## Start Provided passage

3.
Strategic Objective of Waste Minimisation PPPs
The strategic and operational benefits of PPPs around Waste Minimisation for a municipality in terms of its strategic objectives would include conforming to the waste management hierarchy in any IWMP, addressing waste overload crises, improving environmental performance and saving operation money and time unnecessarily spent on managing waste that could be avoided in the first place.
Benefits include:
• Reduced amount of waste requiring collection and disposal;
• Extended useful life of landfills;
• Money saved through avoided collection and disposal costs;
• Local businesses provided with a service that helps save them money;
• Improved community understanding of the importance of waste reduction and resource conservation efforts.
Before embarking on any waste minimisation initiative a municipality must clearly realize who creates the largest impact with regards to waste generation in the community and therefore set the right strategic objective for waste minimisation. The American Green Grassroot Network organisation (www.ggrn.org) suggests (if a true Life Cycle Analysis approach is followed to evaluate the waste impact of products) that for 1 ton of domestic consumer waste produced an equivalent of 70 tons of waste are on average made by industry (e.g. through minining, agricultural, manufacturing) to make such goods in the first place.
This correlation speaks for itself and identifies the true problem that needs to be addressed by effective municipal waste minimisation programmes - which is inefficient industrial production/commercial operations (in combination with general overconsumption). Both post consumer and post industrial recycling play an important role to reduce the amount of waste landfilled but those interventions alone will not address the problem nearly sufficiently. As has been famously quoted by a leading “Zero Waste to Landfill Campaigner: “Recycling is an aspirin just alleviating a large collective hangover- overconsumption”.

## End Provided passage

## [Goals]
**A.** Please list every benefit given in the bulleted list of the waste minimisation passage.
**B.** According to the waste minimisation passage, how many tons of waste does industry make on average for each ton of domestic consumer waste produced?
**C.** Carry on the waste minimisation passage, starting after its final sentence.

## Start Record excerpts

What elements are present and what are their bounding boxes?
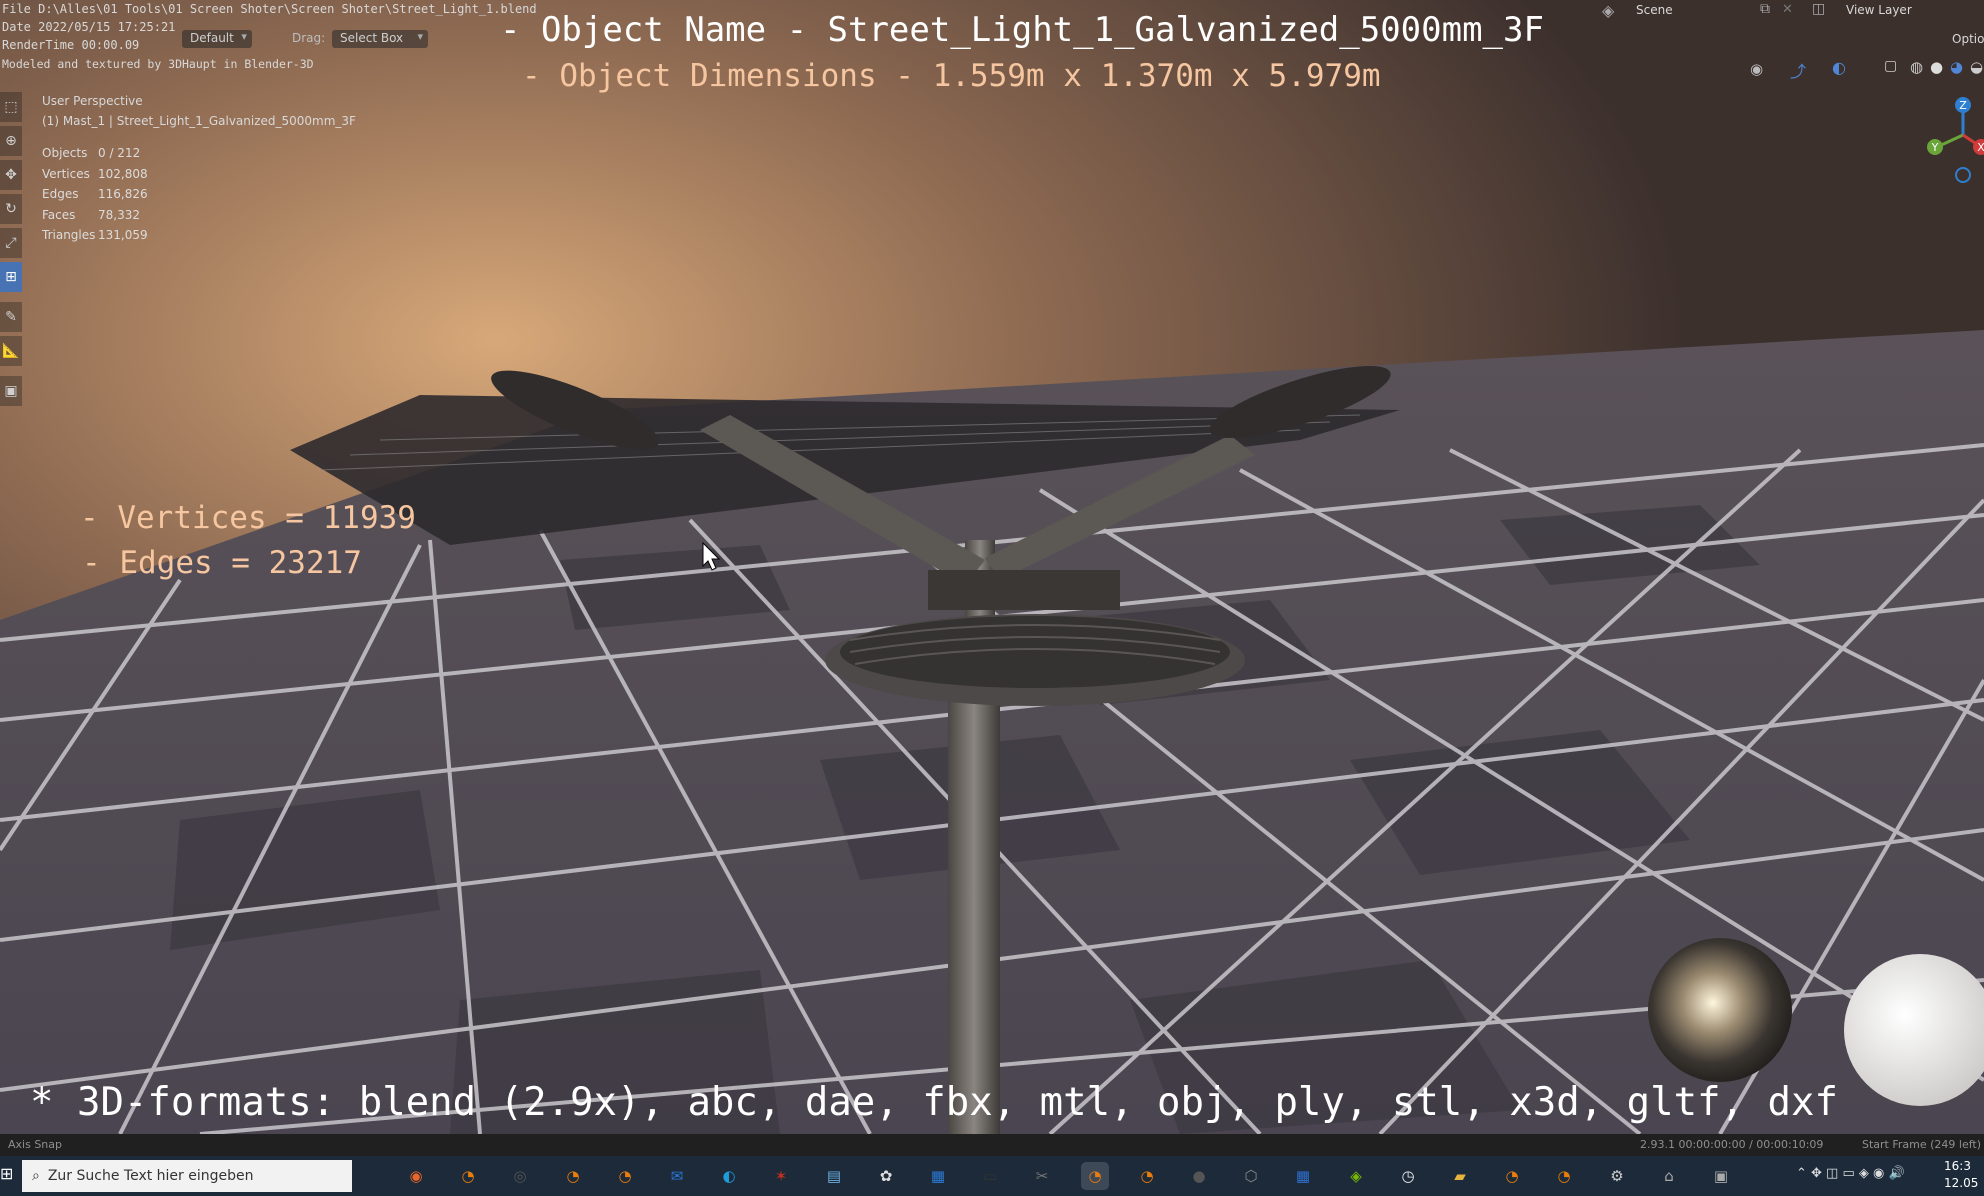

## End Record excerpts
## Start Record excerpts

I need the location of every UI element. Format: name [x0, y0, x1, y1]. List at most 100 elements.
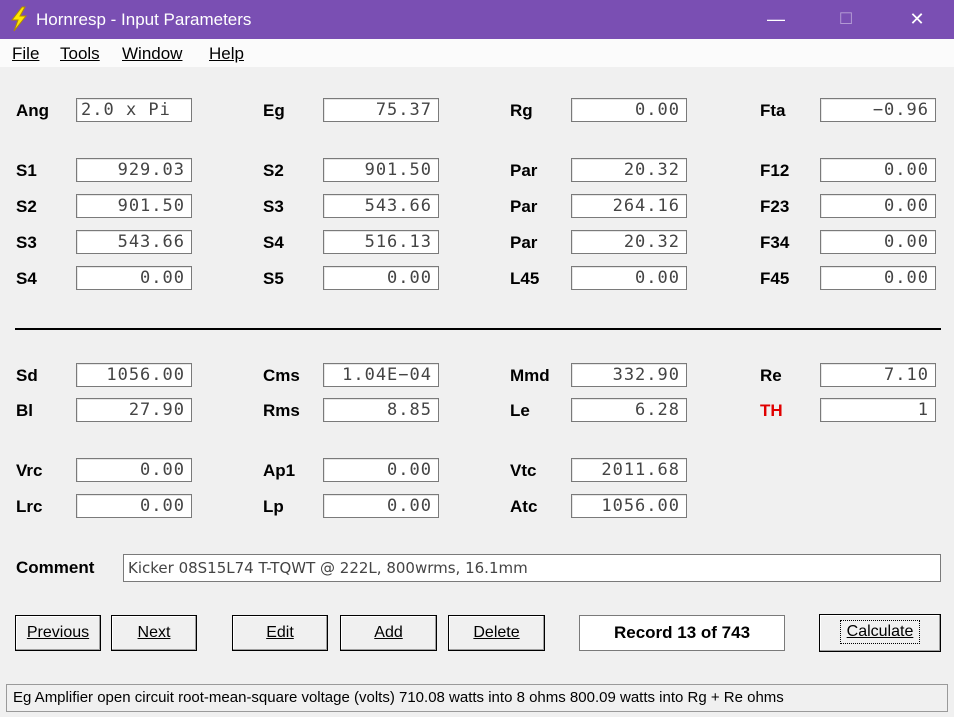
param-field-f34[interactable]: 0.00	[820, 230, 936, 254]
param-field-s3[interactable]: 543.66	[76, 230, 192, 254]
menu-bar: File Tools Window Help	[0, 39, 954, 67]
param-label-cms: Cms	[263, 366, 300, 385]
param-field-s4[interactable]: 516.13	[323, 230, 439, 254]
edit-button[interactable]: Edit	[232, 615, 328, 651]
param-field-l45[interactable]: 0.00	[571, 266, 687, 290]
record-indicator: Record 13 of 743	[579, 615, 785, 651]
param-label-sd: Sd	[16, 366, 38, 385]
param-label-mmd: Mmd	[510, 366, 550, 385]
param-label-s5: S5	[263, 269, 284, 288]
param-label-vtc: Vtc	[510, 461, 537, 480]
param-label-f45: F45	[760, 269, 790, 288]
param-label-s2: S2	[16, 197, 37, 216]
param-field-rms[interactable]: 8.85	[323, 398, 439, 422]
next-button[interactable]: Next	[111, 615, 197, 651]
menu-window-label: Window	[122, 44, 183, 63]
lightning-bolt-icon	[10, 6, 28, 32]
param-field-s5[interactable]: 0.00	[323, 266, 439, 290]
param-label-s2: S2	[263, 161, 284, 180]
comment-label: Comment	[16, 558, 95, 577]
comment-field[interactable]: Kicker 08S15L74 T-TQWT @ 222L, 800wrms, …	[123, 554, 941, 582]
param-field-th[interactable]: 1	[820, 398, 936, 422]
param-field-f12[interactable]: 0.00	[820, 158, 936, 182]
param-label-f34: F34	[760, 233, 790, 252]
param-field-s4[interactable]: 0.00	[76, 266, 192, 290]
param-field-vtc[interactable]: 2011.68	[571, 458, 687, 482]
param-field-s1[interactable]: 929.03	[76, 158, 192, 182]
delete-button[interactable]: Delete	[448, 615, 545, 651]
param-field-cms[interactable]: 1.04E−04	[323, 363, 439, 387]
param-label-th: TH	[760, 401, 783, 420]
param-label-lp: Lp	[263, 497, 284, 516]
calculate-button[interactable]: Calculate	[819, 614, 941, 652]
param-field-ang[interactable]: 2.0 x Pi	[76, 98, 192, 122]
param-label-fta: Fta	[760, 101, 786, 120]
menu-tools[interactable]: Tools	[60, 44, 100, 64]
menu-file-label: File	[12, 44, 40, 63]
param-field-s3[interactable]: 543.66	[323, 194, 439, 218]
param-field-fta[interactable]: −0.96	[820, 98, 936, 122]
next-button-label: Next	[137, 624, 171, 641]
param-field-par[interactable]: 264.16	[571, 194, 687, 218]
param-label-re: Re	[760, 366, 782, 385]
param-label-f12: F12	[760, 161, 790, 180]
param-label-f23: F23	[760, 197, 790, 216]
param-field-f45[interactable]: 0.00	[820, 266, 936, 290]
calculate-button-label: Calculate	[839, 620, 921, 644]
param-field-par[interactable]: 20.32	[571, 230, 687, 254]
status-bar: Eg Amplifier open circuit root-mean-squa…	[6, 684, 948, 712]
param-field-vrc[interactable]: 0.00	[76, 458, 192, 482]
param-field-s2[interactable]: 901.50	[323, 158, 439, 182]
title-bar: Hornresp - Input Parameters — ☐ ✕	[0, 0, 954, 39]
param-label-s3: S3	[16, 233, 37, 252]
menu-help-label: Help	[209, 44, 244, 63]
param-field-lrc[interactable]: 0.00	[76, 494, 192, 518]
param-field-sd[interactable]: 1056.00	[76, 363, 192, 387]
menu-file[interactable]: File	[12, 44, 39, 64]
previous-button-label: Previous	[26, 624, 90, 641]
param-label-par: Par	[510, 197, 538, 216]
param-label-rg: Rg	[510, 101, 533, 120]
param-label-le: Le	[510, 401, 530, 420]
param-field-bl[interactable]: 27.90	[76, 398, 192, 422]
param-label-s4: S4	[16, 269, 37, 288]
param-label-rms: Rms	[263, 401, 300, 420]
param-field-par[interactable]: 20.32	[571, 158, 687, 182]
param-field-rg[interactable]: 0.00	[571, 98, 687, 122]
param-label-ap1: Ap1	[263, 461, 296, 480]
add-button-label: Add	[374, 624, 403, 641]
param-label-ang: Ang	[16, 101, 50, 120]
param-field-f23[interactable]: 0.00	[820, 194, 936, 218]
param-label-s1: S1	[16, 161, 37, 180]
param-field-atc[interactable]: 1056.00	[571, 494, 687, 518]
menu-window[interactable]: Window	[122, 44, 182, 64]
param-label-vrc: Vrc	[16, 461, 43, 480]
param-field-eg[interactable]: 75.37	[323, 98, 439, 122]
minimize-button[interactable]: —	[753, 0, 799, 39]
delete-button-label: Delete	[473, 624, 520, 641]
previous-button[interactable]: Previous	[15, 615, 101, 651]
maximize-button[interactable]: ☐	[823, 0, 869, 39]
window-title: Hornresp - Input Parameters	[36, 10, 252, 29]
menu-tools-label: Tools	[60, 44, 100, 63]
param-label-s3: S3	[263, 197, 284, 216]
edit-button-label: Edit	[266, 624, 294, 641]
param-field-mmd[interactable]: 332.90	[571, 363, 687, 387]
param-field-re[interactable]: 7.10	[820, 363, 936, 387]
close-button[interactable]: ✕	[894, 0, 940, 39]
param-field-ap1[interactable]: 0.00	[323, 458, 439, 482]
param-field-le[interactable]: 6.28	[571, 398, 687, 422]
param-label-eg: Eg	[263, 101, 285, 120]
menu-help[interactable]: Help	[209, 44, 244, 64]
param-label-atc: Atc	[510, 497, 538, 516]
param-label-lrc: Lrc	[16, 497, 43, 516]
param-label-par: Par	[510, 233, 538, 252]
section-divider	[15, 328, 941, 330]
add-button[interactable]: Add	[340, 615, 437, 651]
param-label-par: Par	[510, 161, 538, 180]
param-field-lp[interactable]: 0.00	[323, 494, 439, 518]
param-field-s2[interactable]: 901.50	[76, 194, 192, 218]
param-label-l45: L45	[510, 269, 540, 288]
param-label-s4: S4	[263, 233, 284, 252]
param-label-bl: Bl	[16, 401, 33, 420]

## End Record excerpts

## [Final answers]
**A.**
- Reduced amount of waste requiring collection and disposal
- Extended useful life of landfills
- Money saved through avoided collection and disposal costs
- Local businesses provided with a service that helps save them money
- Improved community understanding of the importance of waste reduction and resource conservation efforts

**B.** An equivalent of 70 tons.

**C.**
The strategic objective for PPPs around Waste Minimisation would therefore be to make use of beneficial PPPs in order to minimise the amount of waste generated in the first place, as opposed to simply diverting waste for recycling. This could either be a specific PPP for a specific waste minimization action (e.g. education campaign), or planning towards waste minimisation can be included as an aspect of a general waste management PPP.
The latter is very strongly suggested as waste minimisation should really become the overall objective of any waste management PPP.
Public/Private Partnerships for achieving waste minimisation objectives are needed. A feasibility study would need to determine whether a PPP would be able to achieve the specific waste minimization goals cost-effectively, within technical, legal, political & financial limitations. It is common sense to accept that an effective programme that manages to minimize waste in the first place will have significant cost benefits in the long-term, as the cost for managing the waste is often removed, if not significantly reduced, or even leads to income generation through ‘waste’ reuse. The costeffectiveness
of waste minimization programmes are not always simple to ascertain.
In many cases, the money spent on e.g. an education campaign is not directly turned into minimized volumes of waste, and it my take time to see the results.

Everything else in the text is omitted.